> [Required work]
Set down, word for word, the lines from the one holding "Parse this screenshot: output" to the final line, both included, and skip the pictures.

── Records for this task

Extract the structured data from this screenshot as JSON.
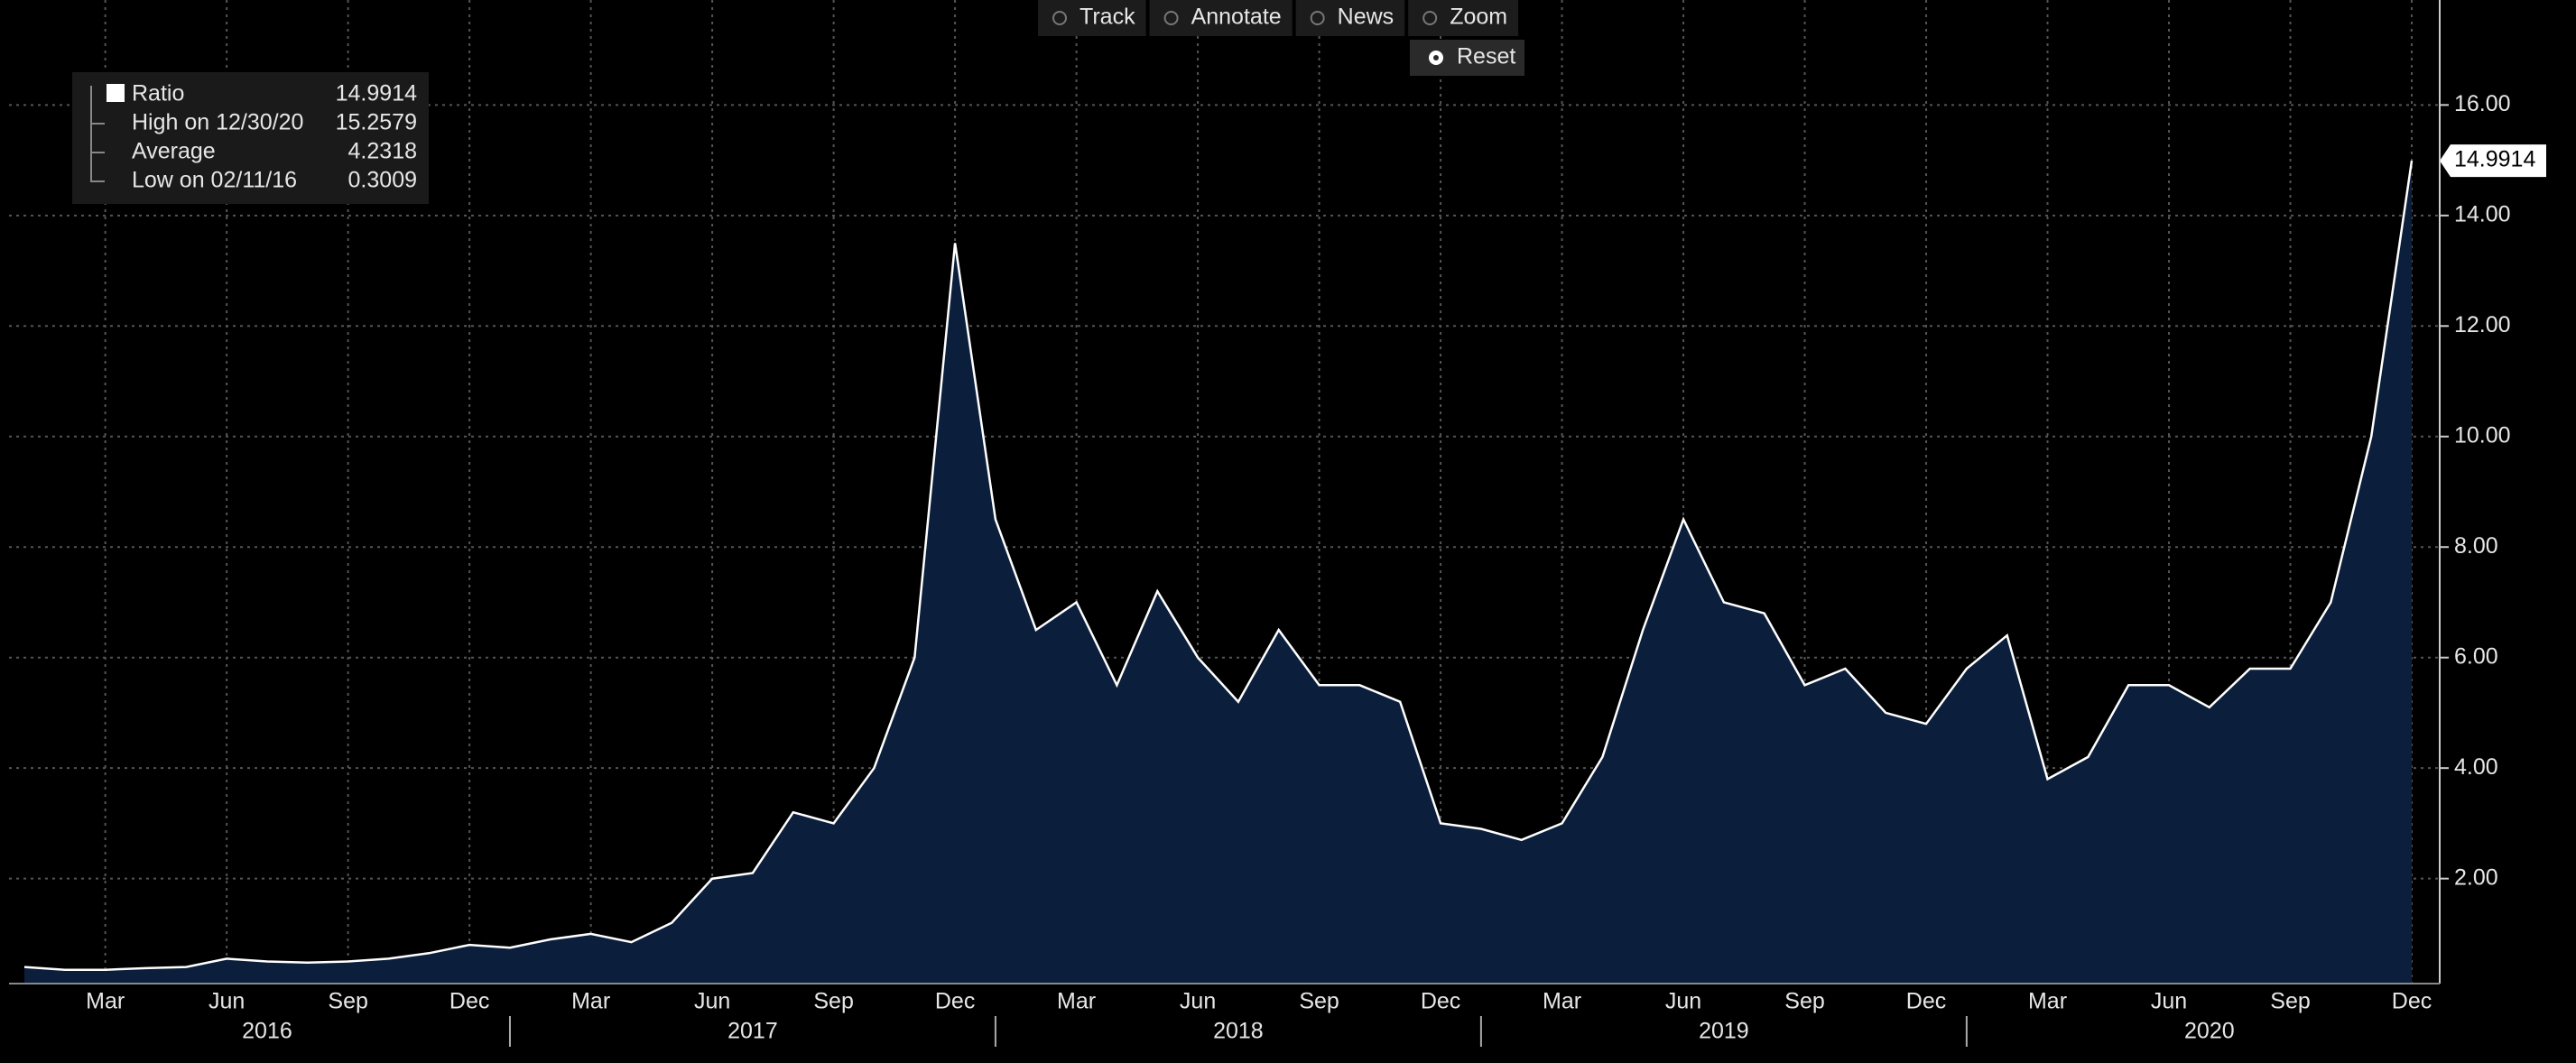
{
  "chart_data": {
    "type": "area",
    "toolbar": [
      "Track",
      "Annotate",
      "News",
      "Zoom"
    ],
    "reset": "Reset",
    "x": [
      "2016-01",
      "2016-02",
      "2016-03",
      "2016-04",
      "2016-05",
      "2016-06",
      "2016-07",
      "2016-08",
      "2016-09",
      "2016-10",
      "2016-11",
      "2016-12",
      "2017-01",
      "2017-02",
      "2017-03",
      "2017-04",
      "2017-05",
      "2017-06",
      "2017-07",
      "2017-08",
      "2017-09",
      "2017-10",
      "2017-11",
      "2017-12",
      "2018-01",
      "2018-02",
      "2018-03",
      "2018-04",
      "2018-05",
      "2018-06",
      "2018-07",
      "2018-08",
      "2018-09",
      "2018-10",
      "2018-11",
      "2018-12",
      "2019-01",
      "2019-02",
      "2019-03",
      "2019-04",
      "2019-05",
      "2019-06",
      "2019-07",
      "2019-08",
      "2019-09",
      "2019-10",
      "2019-11",
      "2019-12",
      "2020-01",
      "2020-02",
      "2020-03",
      "2020-04",
      "2020-05",
      "2020-06",
      "2020-07",
      "2020-08",
      "2020-09",
      "2020-10",
      "2020-11",
      "2020-12"
    ],
    "series": [
      {
        "name": "Ratio",
        "color": "#ffffff",
        "fill": "#0b1f3d",
        "values": [
          0.4,
          0.35,
          0.35,
          0.38,
          0.4,
          0.55,
          0.5,
          0.48,
          0.5,
          0.55,
          0.65,
          0.8,
          0.75,
          0.9,
          1.0,
          0.85,
          1.2,
          2.0,
          2.1,
          3.2,
          3.0,
          4.0,
          6.0,
          13.5,
          8.5,
          6.5,
          7.0,
          5.5,
          7.2,
          6.0,
          5.2,
          6.5,
          5.5,
          5.5,
          5.2,
          3.0,
          2.9,
          2.7,
          3.0,
          4.2,
          6.5,
          8.5,
          7.0,
          6.8,
          5.5,
          5.8,
          5.0,
          4.8,
          5.8,
          6.4,
          3.8,
          4.2,
          5.5,
          5.5,
          5.1,
          5.8,
          5.8,
          7.0,
          10.0,
          14.9914
        ]
      }
    ],
    "stats": [
      {
        "label": "High on 12/30/20",
        "value": 15.2579
      },
      {
        "label": "Average",
        "value": 4.2318
      },
      {
        "label": "Low on 02/11/16",
        "value": 0.3009
      }
    ],
    "xlim": [
      "2016-01",
      "2020-12"
    ],
    "xticks": [
      {
        "value": "2016-03",
        "label": "Mar"
      },
      {
        "value": "2016-06",
        "label": "Jun"
      },
      {
        "value": "2016-09",
        "label": "Sep"
      },
      {
        "value": "2016-12",
        "label": "Dec"
      },
      {
        "value": "2017-03",
        "label": "Mar"
      },
      {
        "value": "2017-06",
        "label": "Jun"
      },
      {
        "value": "2017-09",
        "label": "Sep"
      },
      {
        "value": "2017-12",
        "label": "Dec"
      },
      {
        "value": "2018-03",
        "label": "Mar"
      },
      {
        "value": "2018-06",
        "label": "Jun"
      },
      {
        "value": "2018-09",
        "label": "Sep"
      },
      {
        "value": "2018-12",
        "label": "Dec"
      },
      {
        "value": "2019-03",
        "label": "Mar"
      },
      {
        "value": "2019-06",
        "label": "Jun"
      },
      {
        "value": "2019-09",
        "label": "Sep"
      },
      {
        "value": "2019-12",
        "label": "Dec"
      },
      {
        "value": "2020-03",
        "label": "Mar"
      },
      {
        "value": "2020-06",
        "label": "Jun"
      },
      {
        "value": "2020-09",
        "label": "Sep"
      },
      {
        "value": "2020-12",
        "label": "Dec"
      }
    ],
    "years": [
      2016,
      2017,
      2018,
      2019,
      2020
    ],
    "ylim": [
      0.1,
      17.9
    ],
    "yticks": [
      {
        "value": 2,
        "label": "2.00"
      },
      {
        "value": 4,
        "label": "4.00"
      },
      {
        "value": 6,
        "label": "6.00"
      },
      {
        "value": 8,
        "label": "8.00"
      },
      {
        "value": 10,
        "label": "10.00"
      },
      {
        "value": 12,
        "label": "12.00"
      },
      {
        "value": 14,
        "label": "14.00"
      },
      {
        "value": 16,
        "label": "16.00"
      }
    ],
    "grid": true
  }
}
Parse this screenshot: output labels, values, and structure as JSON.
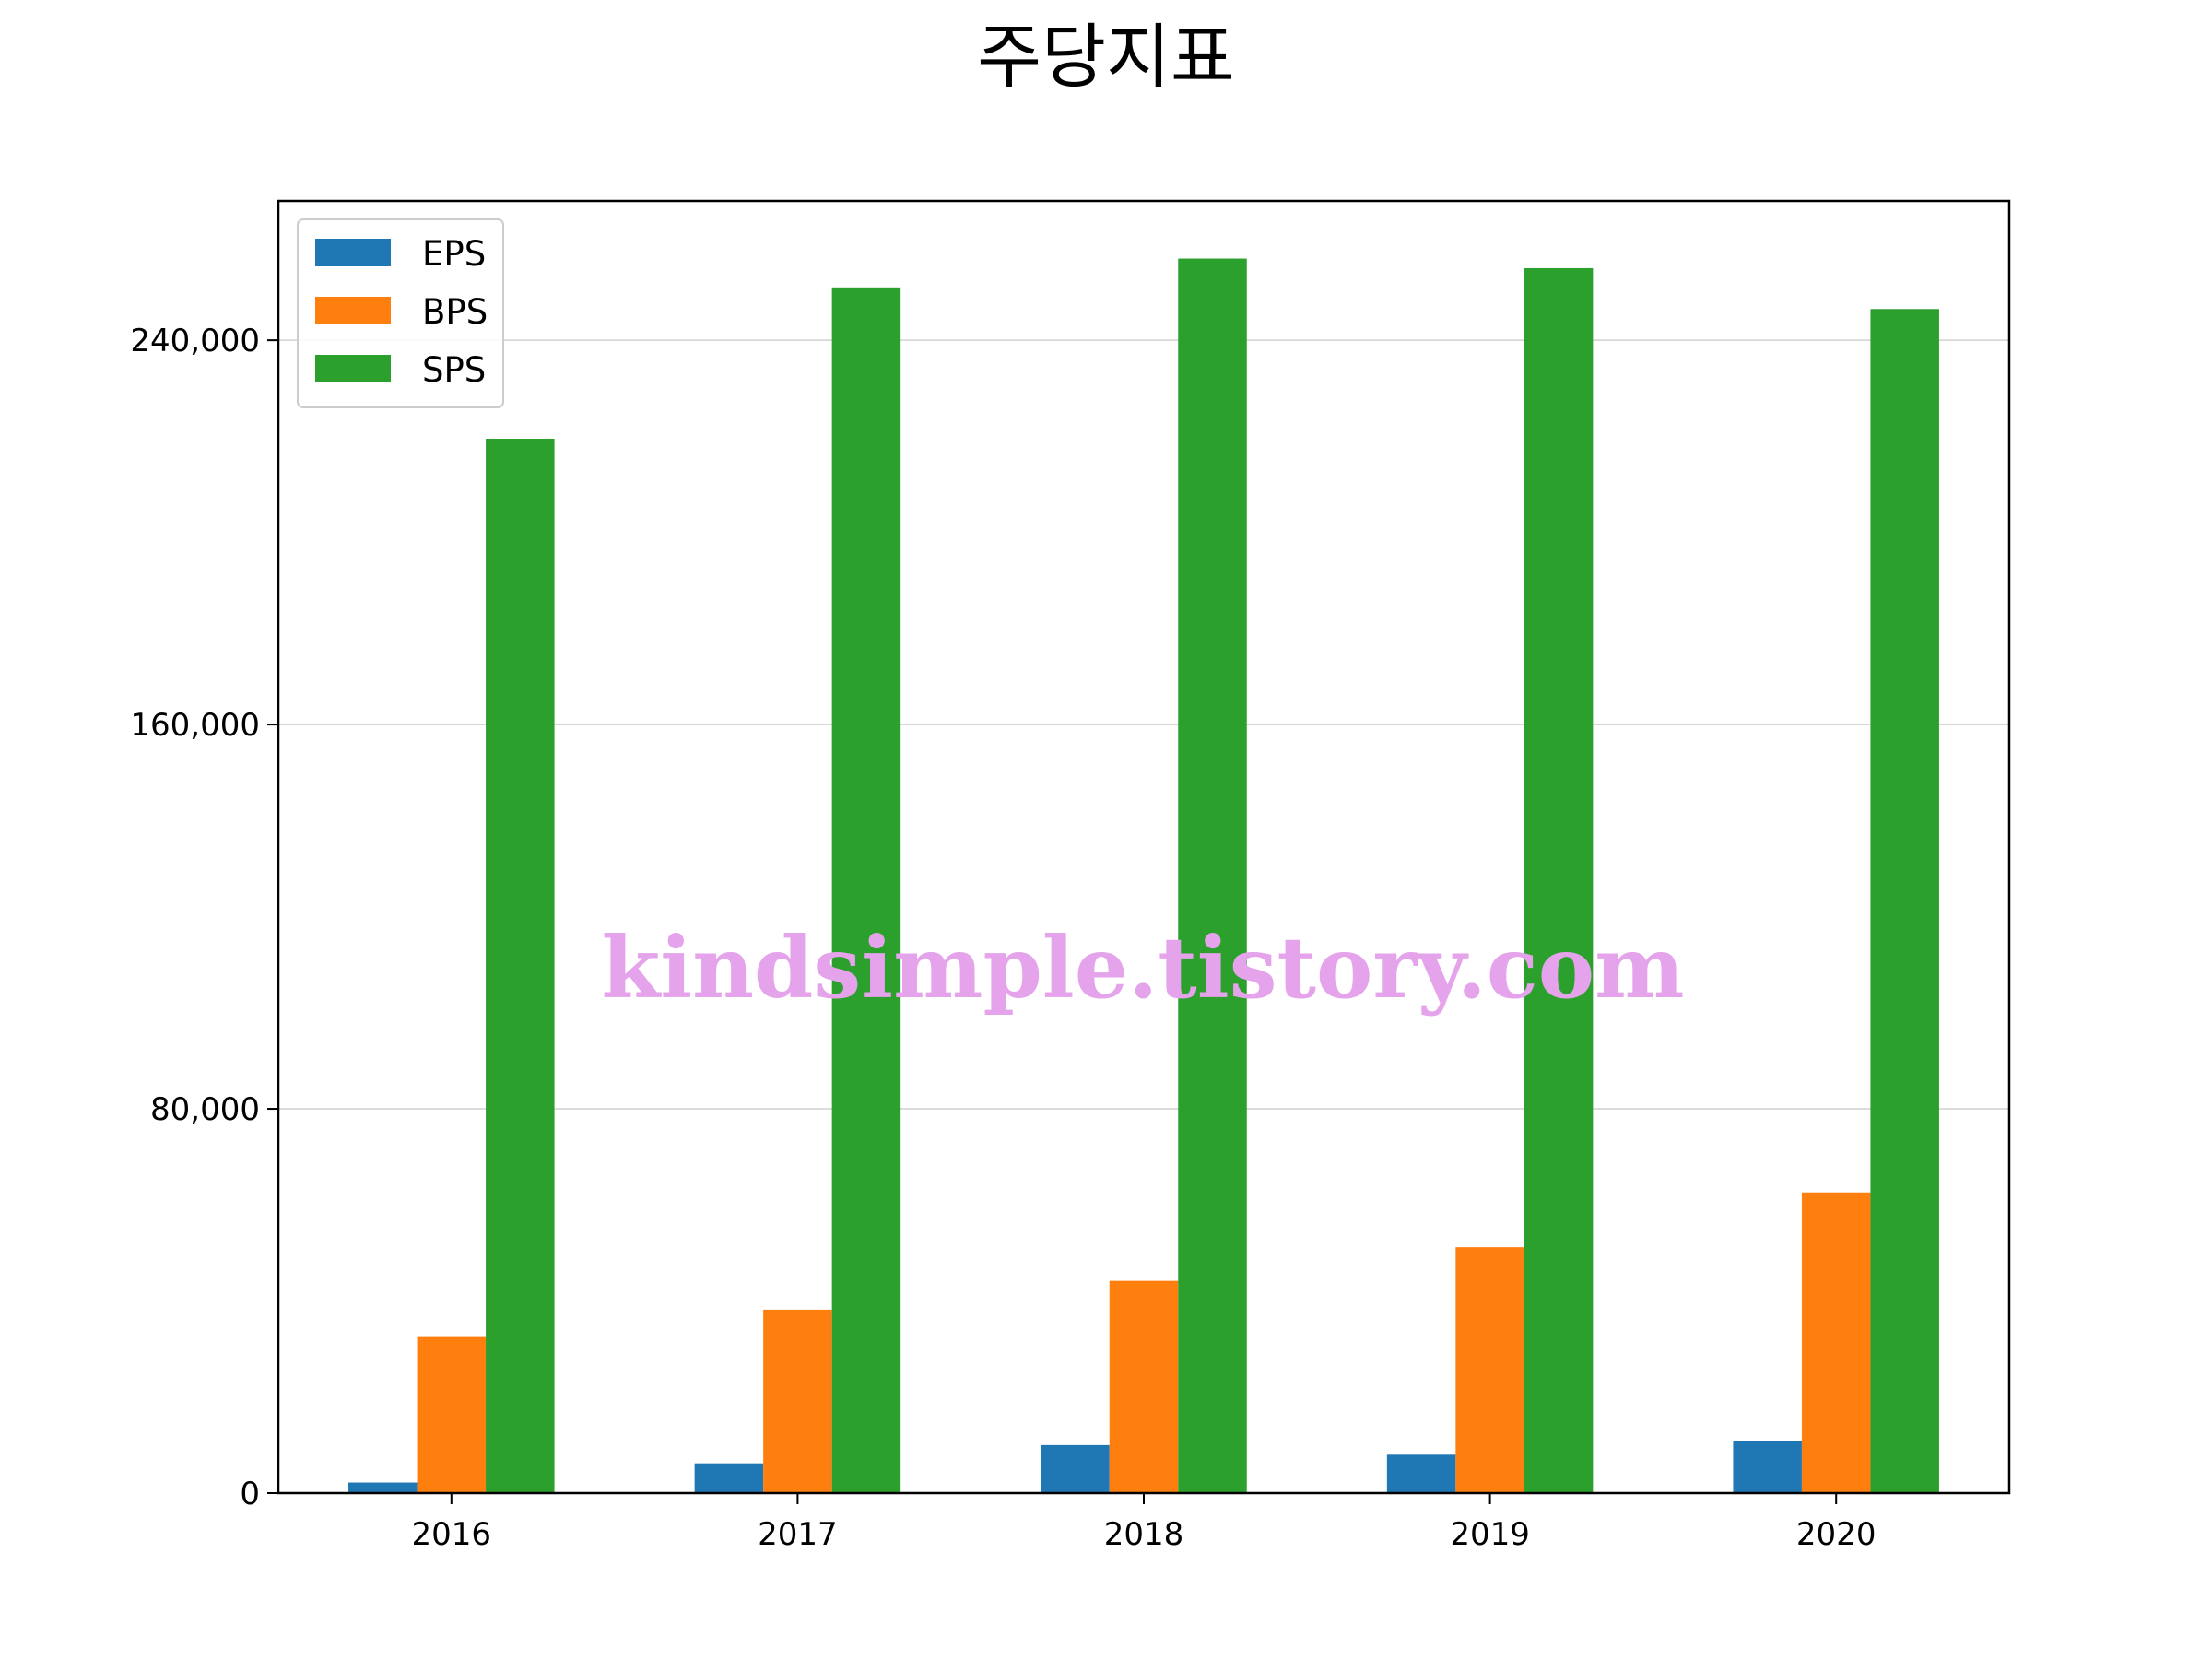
{
  "chart_data": {
    "type": "bar",
    "title": "주당지표",
    "xlabel": "",
    "ylabel": "",
    "categories": [
      "2016",
      "2017",
      "2018",
      "2019",
      "2020"
    ],
    "series": [
      {
        "name": "EPS",
        "color": "#1f77b4",
        "values": [
          2200,
          6200,
          10000,
          8000,
          10800
        ]
      },
      {
        "name": "BPS",
        "color": "#ff7f0e",
        "values": [
          32500,
          38200,
          44200,
          51200,
          62600
        ]
      },
      {
        "name": "SPS",
        "color": "#2ca02c",
        "values": [
          219500,
          251000,
          257000,
          255000,
          246500
        ]
      }
    ],
    "ylim": [
      0,
      269000
    ],
    "yticks": [
      0,
      80000,
      160000,
      240000
    ],
    "ytick_labels": [
      "0",
      "80,000",
      "160,000",
      "240,000"
    ],
    "grid": "y",
    "legend_position": "top-left",
    "watermark": "kindsimple.tistory.com"
  }
}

────

> [Output]
Parse this screenshot: output labels, values, and structure as JSON.
{
  "chart_data": {
    "type": "bar",
    "title": "주당지표",
    "xlabel": "",
    "ylabel": "",
    "categories": [
      "2016",
      "2017",
      "2018",
      "2019",
      "2020"
    ],
    "series": [
      {
        "name": "EPS",
        "color": "#1f77b4",
        "values": [
          2200,
          6200,
          10000,
          8000,
          10800
        ]
      },
      {
        "name": "BPS",
        "color": "#ff7f0e",
        "values": [
          32500,
          38200,
          44200,
          51200,
          62600
        ]
      },
      {
        "name": "SPS",
        "color": "#2ca02c",
        "values": [
          219500,
          251000,
          257000,
          255000,
          246500
        ]
      }
    ],
    "ylim": [
      0,
      269000
    ],
    "yticks": [
      0,
      80000,
      160000,
      240000
    ],
    "ytick_labels": [
      "0",
      "80,000",
      "160,000",
      "240,000"
    ],
    "grid": "y",
    "legend_position": "top-left",
    "watermark": "kindsimple.tistory.com"
  }
}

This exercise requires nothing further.